[BRIEF] Please say how many lines of the listing hold "content", with no other words in the answer.

[DATA TO USE]
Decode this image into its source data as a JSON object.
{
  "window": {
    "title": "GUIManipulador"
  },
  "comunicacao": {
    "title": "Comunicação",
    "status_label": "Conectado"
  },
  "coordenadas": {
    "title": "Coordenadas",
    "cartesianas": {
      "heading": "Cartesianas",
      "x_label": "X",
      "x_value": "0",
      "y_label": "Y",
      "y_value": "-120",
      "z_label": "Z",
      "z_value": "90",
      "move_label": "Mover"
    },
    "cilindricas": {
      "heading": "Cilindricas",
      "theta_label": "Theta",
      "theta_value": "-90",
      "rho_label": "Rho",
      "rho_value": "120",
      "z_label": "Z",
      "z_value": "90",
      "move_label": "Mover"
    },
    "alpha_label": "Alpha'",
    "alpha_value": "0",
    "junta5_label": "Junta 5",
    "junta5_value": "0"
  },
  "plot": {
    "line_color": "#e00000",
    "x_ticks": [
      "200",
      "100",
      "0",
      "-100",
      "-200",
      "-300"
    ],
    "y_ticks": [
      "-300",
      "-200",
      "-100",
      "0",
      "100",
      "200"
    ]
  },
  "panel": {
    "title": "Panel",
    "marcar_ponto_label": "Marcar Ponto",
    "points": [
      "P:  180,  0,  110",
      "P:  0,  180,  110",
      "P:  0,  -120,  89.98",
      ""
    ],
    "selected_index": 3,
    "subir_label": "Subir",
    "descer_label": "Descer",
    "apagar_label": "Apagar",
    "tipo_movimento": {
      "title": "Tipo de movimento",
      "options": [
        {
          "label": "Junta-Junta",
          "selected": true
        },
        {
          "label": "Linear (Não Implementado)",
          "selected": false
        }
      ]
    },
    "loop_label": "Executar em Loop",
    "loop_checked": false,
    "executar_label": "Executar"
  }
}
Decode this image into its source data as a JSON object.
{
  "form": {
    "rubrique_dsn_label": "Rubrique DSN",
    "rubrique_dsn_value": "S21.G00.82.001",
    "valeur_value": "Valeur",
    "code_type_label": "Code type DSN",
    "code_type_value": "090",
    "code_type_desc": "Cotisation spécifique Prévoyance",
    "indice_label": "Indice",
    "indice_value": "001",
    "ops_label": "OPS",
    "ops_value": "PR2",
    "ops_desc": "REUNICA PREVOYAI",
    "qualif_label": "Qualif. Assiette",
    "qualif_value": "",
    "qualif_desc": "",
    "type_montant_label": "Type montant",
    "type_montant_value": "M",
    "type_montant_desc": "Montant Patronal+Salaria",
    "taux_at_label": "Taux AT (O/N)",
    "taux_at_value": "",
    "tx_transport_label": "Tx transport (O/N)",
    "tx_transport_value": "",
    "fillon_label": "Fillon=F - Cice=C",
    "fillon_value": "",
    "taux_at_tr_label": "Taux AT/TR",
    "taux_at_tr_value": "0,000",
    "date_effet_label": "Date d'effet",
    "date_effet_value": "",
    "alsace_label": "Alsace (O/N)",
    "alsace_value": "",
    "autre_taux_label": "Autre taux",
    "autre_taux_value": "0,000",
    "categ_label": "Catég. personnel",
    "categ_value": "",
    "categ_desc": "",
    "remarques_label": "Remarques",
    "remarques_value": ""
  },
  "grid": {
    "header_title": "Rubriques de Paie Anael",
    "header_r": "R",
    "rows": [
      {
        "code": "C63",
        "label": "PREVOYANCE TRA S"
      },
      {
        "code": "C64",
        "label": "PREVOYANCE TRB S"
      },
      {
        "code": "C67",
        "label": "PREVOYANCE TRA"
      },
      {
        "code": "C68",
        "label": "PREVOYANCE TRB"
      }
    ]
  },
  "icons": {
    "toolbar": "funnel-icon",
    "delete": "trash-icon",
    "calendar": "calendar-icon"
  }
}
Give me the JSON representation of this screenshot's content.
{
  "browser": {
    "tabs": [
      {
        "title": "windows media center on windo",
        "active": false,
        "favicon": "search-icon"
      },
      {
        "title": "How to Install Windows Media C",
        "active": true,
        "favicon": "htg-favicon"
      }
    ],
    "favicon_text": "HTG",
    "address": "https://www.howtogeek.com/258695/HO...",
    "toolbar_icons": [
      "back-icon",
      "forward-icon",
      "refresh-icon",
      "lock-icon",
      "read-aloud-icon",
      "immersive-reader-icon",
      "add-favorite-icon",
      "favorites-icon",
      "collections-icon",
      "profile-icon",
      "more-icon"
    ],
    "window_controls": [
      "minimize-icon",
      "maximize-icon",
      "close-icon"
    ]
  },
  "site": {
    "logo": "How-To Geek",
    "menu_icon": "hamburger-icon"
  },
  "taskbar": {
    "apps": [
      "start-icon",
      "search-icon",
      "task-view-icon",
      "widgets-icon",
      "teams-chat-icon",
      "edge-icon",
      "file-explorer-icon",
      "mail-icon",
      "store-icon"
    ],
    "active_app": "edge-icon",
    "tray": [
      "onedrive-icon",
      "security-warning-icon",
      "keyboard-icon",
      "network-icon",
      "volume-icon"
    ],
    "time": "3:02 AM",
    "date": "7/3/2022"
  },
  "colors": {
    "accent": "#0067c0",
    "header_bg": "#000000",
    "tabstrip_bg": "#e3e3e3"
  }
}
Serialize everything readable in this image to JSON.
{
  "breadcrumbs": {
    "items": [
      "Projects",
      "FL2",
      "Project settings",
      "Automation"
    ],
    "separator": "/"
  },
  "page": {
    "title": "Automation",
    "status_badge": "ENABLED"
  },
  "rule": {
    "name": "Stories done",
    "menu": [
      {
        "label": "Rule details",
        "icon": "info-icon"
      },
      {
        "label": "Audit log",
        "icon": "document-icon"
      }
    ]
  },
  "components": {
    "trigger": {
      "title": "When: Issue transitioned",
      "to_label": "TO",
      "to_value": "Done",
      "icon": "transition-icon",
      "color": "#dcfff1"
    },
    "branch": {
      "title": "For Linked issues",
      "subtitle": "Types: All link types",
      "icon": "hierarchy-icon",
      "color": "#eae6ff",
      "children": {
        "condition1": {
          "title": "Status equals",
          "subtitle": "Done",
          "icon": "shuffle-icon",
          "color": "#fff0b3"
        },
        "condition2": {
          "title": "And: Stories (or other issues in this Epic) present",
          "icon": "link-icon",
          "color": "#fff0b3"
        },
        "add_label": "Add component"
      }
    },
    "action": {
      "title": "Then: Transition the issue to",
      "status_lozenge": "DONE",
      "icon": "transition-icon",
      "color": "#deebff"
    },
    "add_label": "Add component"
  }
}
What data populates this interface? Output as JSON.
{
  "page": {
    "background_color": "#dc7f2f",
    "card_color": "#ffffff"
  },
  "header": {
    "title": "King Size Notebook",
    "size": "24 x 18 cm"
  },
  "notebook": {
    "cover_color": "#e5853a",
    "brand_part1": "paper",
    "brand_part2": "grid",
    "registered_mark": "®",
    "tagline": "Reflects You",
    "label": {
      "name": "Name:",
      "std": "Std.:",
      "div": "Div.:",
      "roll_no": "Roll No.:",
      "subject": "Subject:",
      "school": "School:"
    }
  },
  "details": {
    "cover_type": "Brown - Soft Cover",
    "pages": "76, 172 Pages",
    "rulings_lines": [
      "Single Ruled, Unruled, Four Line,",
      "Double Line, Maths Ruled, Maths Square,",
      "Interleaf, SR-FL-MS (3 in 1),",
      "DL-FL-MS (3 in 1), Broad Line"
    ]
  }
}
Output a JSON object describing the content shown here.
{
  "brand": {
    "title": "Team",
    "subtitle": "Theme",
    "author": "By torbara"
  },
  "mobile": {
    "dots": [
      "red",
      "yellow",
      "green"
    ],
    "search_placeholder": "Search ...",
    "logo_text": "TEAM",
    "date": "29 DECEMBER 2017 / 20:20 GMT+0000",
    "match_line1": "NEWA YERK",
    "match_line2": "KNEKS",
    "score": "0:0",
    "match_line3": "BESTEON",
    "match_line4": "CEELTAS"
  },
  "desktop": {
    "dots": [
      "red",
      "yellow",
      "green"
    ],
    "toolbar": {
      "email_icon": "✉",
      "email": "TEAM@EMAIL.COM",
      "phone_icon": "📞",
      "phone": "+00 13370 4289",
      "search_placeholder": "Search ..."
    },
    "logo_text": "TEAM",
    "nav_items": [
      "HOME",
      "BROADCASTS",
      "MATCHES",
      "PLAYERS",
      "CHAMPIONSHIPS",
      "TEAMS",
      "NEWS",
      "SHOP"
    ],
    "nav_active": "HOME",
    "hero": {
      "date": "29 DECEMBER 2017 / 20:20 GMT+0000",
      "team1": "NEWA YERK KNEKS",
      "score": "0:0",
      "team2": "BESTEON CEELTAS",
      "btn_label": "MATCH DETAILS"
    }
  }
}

[RESULT] 2